Raw data:
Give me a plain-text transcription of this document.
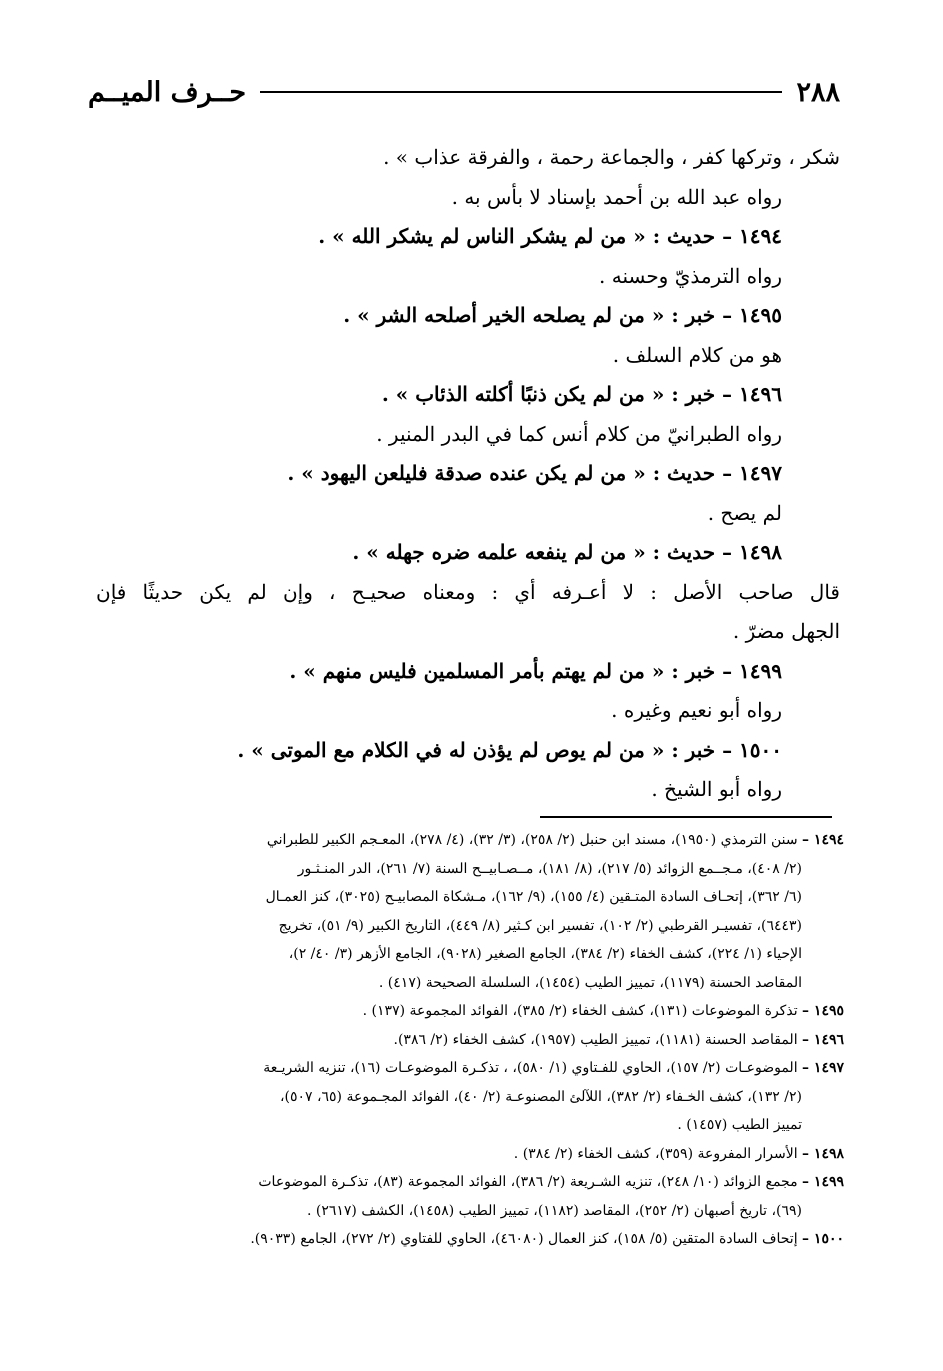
٢٨٨
حــرف الميــم
شكر ، وتركها كفر ، والجماعة رحمة ، والفرقة عذاب » .
رواه عبد الله بن أحمد بإسناد لا بأس به .
١٤٩٤ – حديث : « من لم يشكر الناس لم يشكر الله » .
رواه الترمذيّ وحسنه .
١٤٩٥ – خبر : « من لم يصلحه الخير أصلحه الشر » .
هو من كلام السلف .
١٤٩٦ – خبر : « من لم يكن ذنبًا أكلته الذئاب » .
رواه الطبرانيّ من كلام أنس كما في البدر المنير .
١٤٩٧ – حديث : « من لم يكن عنده صدقة فليلعن اليهود » .
لم يصح .
١٤٩٨ – حديث : « من لم ينفعه علمه ضره جهله » .
قال صاحب الأصل : لا أعـرفه أي : ومعناه صحيـح ، وإن لم يكن حديثًا فإن
الجهل مضرّ .
١٤٩٩ – خبر : « من لم يهتم بأمر المسلمين فليس منهم » .
رواه أبو نعيم وغيره .
١٥٠٠ – خبر : « من لم يوص لم يؤذن له في الكلام مع الموتى » .
رواه أبو الشيخ .
١٤٩٤ – سنن الترمذي (١٩٥٠)، مسند ابن حنبل (٢/ ٢٥٨)، (٣/ ٣٢)، (٤/ ٢٧٨)، المعـجم الكبير للطبراني
(٢/ ٤٠٨)، مـجــمع الزوائد (٥/ ٢١٧)، (٨/ ١٨١)، مــصـابيــح السنة (٧/ ٢٦١)، الدر المنـثـور
(٦/ ٣٦٢)، إتحـاف السادة المتـقين (٤/ ١٥٥)، (٩/ ١٦٢)، مـشكاة المصابيـح (٣٠٢٥)، كنز العمـال
(٦٤٤٣)، تفسيـر القرطبي (٢/ ١٠٢)، تفسير ابن كـثير (٨/ ٤٤٩)، التاريخ الكبير (٩/ ٥١)، تخريج
الإحياء (١/ ٢٢٤)، كشف الخفاء (٢/ ٣٨٤)، الجامع الصغير (٩٠٢٨)، الجامع الأزهر (٣/ ٤٠/ ٢)،
المقاصد الحسنة (١١٧٩)، تمييز الطيب (١٤٥٤)، السلسلة الصحيحة (٤١٧) .
١٤٩٥ – تذكرة الموضوعات (١٣١)، كشف الخفاء (٢/ ٣٨٥)، الفوائد المجموعة (١٣٧) .
١٤٩٦ – المقاصد الحسنة (١١٨١)، تمييز الطيب (١٩٥٧)، كشف الخفاء (٢/ ٣٨٦).
١٤٩٧ – الموضوعـات (٢/ ١٥٧)، الحاوي للفـتاوي (١/ ٥٨٠)، ، تذكـرة الموضوعـات (١٦)، تنزيه الشريـعة
(٢/ ١٣٢)، كشف الخـفاء (٢/ ٣٨٢)، اللآلئ المصنوعـة (٢/ ٤٠)، الفوائد المجـموعة (٦٥، ٥٠٧)،
تمييز الطيب (١٤٥٧) .
١٤٩٨ – الأسرار المفروعة (٣٥٩)، كشف الخفاء (٢/ ٣٨٤) .
١٤٩٩ – مجمع الزوائد (١٠/ ٢٤٨)، تنزيه الشـريعة (٢/ ٣٨٦)، الفوائد المجموعة (٨٣)، تذكـرة الموضوعات
(٦٩)، تاريخ أصبهان (٢/ ٢٥٢)، المقاصد (١١٨٢)، تمييز الطيب (١٤٥٨)، الكشف (٢٦١٧) .
١٥٠٠ – إتحاف السادة المتقين (٥/ ١٥٨)، كنز العمال (٤٦٠٨٠)، الحاوي للفتاوي (٢/ ٢٧٢)، الجامع (٩٠٣٣).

Written instruction:
Copy each line in the data that holds the word "الخفاء".

Task answer:
الإحياء (١/ ٢٢٤)، كشف الخفاء (٢/ ٣٨٤)، الجامع الصغير (٩٠٢٨)، الجامع الأزهر (٣/ ٤٠/ ٢)،
١٤٩٥ – تذكرة الموضوعات (١٣١)، كشف الخفاء (٢/ ٣٨٥)، الفوائد المجموعة (١٣٧) .
١٤٩٦ – المقاصد الحسنة (١١٨١)، تمييز الطيب (١٩٥٧)، كشف الخفاء (٢/ ٣٨٦).
١٤٩٨ – الأسرار المفروعة (٣٥٩)، كشف الخفاء (٢/ ٣٨٤) .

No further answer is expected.